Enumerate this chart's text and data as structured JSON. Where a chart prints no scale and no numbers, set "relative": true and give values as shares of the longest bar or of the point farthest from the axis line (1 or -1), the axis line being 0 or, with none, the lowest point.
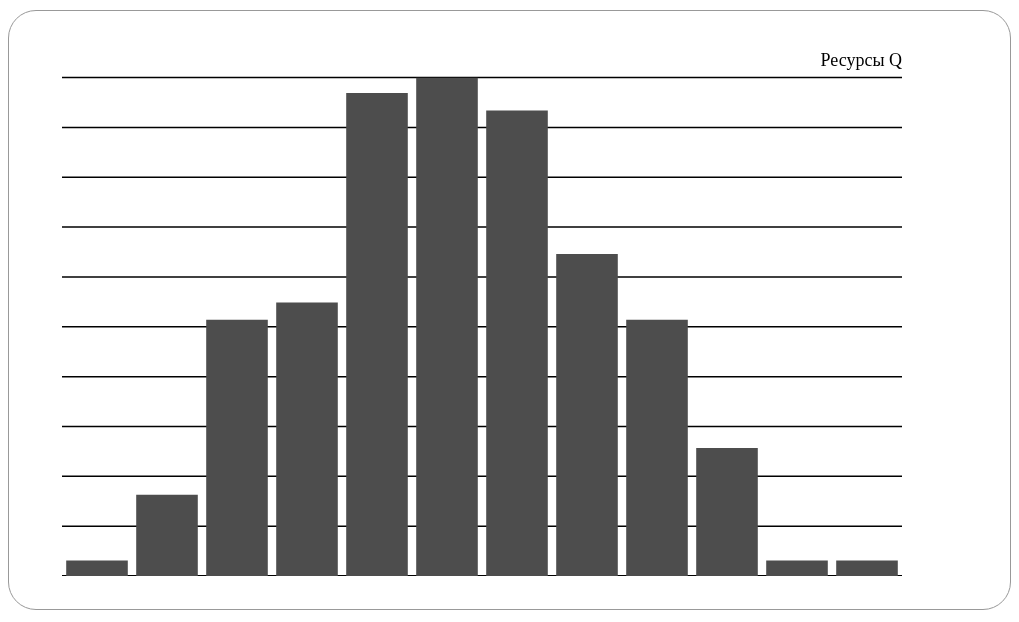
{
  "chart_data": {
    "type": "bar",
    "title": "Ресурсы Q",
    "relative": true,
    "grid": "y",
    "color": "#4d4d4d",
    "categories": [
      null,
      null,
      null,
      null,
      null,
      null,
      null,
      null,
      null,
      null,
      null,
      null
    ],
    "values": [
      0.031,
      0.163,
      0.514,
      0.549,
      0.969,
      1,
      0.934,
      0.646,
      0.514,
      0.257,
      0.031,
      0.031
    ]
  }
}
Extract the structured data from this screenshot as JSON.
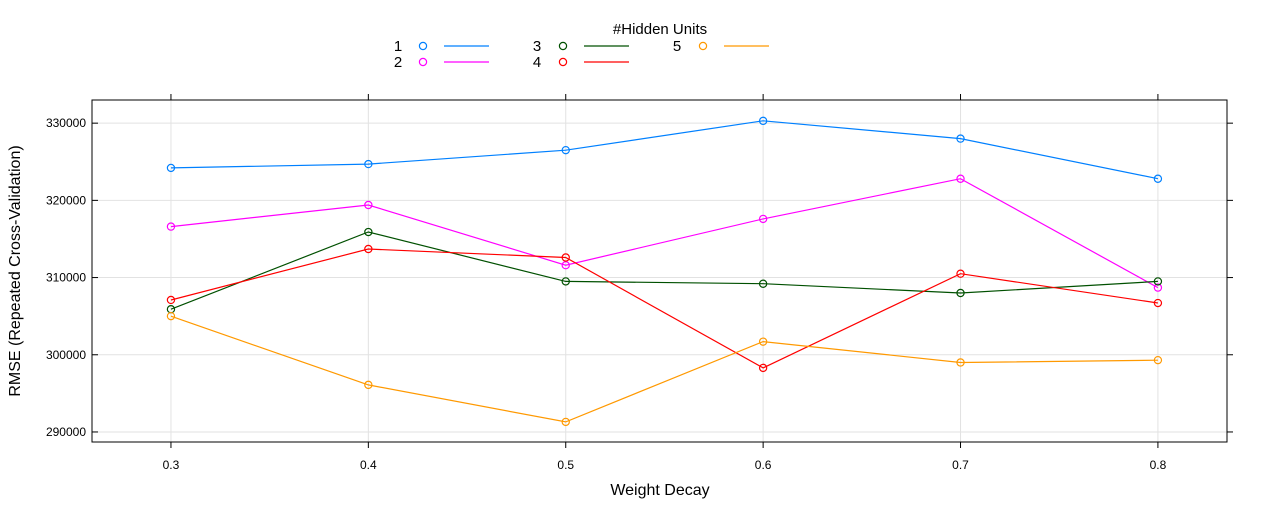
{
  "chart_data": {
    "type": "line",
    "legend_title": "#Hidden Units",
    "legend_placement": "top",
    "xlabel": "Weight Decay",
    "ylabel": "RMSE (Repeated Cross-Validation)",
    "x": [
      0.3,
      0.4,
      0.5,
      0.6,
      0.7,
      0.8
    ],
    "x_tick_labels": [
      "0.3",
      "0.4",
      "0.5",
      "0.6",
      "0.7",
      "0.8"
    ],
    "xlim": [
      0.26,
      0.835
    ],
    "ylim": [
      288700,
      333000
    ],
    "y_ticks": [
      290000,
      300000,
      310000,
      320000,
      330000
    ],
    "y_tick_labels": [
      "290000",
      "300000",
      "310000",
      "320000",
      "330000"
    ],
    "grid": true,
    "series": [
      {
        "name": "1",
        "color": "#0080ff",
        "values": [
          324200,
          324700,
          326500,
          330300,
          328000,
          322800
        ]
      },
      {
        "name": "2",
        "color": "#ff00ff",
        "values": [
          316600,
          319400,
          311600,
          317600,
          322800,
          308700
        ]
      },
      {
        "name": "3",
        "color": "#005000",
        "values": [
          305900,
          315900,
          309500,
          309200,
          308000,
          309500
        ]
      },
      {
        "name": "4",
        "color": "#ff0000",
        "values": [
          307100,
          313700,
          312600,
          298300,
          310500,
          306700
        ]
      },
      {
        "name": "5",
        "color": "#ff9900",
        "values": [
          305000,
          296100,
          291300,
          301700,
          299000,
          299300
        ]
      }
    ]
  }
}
--
- [What the task requires]:
No pictures belong in the copy; quote exactly the lines from the line containing "Extract the structured" through the final line of the material, both ends included.

- [Correct result]:
Extract the structured data from this screenshot as JSON.
{
  "chart_data": {
    "type": "line",
    "legend_title": "#Hidden Units",
    "legend_placement": "top",
    "xlabel": "Weight Decay",
    "ylabel": "RMSE (Repeated Cross-Validation)",
    "x": [
      0.3,
      0.4,
      0.5,
      0.6,
      0.7,
      0.8
    ],
    "x_tick_labels": [
      "0.3",
      "0.4",
      "0.5",
      "0.6",
      "0.7",
      "0.8"
    ],
    "xlim": [
      0.26,
      0.835
    ],
    "ylim": [
      288700,
      333000
    ],
    "y_ticks": [
      290000,
      300000,
      310000,
      320000,
      330000
    ],
    "y_tick_labels": [
      "290000",
      "300000",
      "310000",
      "320000",
      "330000"
    ],
    "grid": true,
    "series": [
      {
        "name": "1",
        "color": "#0080ff",
        "values": [
          324200,
          324700,
          326500,
          330300,
          328000,
          322800
        ]
      },
      {
        "name": "2",
        "color": "#ff00ff",
        "values": [
          316600,
          319400,
          311600,
          317600,
          322800,
          308700
        ]
      },
      {
        "name": "3",
        "color": "#005000",
        "values": [
          305900,
          315900,
          309500,
          309200,
          308000,
          309500
        ]
      },
      {
        "name": "4",
        "color": "#ff0000",
        "values": [
          307100,
          313700,
          312600,
          298300,
          310500,
          306700
        ]
      },
      {
        "name": "5",
        "color": "#ff9900",
        "values": [
          305000,
          296100,
          291300,
          301700,
          299000,
          299300
        ]
      }
    ]
  }
}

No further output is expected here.